--- BEGIN Raw data ---

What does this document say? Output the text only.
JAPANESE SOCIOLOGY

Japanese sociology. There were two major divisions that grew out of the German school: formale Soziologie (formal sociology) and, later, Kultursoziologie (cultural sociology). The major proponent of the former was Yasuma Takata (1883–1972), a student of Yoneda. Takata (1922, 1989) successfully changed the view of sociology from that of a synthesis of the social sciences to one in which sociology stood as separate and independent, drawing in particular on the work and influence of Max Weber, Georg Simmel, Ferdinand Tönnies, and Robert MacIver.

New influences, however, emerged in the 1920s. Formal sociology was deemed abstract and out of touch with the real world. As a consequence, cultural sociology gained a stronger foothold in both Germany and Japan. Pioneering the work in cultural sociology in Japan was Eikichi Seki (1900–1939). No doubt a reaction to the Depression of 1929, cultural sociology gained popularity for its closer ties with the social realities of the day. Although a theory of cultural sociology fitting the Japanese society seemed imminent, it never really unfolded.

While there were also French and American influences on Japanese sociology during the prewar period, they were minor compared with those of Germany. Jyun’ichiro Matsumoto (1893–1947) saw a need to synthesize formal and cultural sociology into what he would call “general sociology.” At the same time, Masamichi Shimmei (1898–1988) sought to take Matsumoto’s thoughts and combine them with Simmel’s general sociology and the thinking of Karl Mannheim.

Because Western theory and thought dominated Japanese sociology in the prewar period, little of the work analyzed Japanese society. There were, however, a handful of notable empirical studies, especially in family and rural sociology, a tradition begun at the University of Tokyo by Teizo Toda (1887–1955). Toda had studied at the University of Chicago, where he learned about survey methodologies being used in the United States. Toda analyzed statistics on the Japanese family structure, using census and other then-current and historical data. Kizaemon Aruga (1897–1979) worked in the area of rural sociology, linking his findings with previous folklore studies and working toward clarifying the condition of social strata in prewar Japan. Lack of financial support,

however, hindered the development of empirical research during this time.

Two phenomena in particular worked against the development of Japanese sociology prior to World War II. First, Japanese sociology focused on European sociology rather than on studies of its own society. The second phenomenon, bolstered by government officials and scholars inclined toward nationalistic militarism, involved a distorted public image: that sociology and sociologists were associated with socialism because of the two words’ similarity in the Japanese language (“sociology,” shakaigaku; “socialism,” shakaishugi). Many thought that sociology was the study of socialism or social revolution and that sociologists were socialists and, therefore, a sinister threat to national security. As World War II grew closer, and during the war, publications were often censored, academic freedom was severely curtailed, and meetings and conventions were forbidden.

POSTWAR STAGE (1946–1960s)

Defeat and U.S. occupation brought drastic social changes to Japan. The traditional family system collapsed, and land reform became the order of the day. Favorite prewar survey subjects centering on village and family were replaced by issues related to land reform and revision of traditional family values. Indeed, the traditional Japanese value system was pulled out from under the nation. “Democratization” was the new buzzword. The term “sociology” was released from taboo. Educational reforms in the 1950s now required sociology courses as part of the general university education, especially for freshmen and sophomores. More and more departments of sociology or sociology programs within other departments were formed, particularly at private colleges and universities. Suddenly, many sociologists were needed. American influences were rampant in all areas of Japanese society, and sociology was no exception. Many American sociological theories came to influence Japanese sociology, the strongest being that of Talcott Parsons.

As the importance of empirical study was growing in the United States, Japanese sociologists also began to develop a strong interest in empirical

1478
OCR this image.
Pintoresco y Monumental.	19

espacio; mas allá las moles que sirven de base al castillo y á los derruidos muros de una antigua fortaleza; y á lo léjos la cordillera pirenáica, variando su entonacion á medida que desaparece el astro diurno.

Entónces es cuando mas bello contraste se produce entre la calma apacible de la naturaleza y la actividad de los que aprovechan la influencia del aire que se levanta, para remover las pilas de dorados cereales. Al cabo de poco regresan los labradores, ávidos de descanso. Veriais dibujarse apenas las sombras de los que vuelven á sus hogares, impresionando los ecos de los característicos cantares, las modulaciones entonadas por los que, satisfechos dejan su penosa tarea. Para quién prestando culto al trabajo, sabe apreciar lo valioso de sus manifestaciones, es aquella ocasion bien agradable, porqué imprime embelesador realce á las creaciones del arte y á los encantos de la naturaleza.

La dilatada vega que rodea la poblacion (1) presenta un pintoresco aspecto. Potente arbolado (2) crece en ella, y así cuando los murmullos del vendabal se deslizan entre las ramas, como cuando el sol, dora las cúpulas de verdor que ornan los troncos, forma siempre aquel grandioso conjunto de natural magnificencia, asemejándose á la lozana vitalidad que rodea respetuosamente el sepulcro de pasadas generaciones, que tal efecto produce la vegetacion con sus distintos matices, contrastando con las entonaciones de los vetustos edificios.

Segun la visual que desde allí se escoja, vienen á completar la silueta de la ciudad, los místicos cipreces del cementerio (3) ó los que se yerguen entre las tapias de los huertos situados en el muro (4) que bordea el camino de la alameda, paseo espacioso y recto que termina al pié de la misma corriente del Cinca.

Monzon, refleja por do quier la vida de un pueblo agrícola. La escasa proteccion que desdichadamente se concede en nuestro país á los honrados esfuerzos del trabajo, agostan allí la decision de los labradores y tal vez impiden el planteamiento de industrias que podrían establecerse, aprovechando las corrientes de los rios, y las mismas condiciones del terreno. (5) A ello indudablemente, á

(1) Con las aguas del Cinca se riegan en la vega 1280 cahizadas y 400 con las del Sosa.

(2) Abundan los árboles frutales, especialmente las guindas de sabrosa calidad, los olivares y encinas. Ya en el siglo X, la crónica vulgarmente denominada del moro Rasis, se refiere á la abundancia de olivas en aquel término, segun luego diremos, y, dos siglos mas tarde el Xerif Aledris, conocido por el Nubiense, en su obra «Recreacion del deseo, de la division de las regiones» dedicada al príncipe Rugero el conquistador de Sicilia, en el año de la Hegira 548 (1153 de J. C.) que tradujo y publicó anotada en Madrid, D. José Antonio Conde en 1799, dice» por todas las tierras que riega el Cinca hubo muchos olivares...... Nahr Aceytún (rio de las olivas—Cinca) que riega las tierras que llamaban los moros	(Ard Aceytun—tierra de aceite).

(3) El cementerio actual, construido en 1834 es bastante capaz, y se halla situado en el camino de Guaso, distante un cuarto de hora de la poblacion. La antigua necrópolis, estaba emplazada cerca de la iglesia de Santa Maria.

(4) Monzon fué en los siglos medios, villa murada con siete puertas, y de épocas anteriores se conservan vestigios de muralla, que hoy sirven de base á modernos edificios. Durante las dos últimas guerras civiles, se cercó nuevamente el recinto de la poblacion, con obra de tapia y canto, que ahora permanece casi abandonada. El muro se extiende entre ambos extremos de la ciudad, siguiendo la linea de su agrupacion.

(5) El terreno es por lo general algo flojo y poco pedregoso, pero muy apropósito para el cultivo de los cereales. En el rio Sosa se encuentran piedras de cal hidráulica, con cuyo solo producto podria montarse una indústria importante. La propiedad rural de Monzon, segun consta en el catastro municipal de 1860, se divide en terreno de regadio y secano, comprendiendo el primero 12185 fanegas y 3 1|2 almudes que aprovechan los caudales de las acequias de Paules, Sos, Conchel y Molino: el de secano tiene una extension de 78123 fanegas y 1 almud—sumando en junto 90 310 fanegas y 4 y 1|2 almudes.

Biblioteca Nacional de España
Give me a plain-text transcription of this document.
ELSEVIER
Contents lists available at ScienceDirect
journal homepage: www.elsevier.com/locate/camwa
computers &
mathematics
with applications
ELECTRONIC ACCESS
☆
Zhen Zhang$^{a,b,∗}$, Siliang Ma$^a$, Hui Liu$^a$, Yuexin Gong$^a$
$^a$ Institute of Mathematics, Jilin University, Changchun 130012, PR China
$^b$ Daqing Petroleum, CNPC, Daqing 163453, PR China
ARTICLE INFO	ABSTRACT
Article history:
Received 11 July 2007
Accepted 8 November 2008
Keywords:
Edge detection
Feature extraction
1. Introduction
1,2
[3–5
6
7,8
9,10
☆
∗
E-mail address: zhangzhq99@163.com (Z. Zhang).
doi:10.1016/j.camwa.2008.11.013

--- END Raw data ---

Copy all lines of the material above where the string "text" occurs.

Output of the exercise:
What does this document say? Output the text only.
Give me a plain-text transcription of this document.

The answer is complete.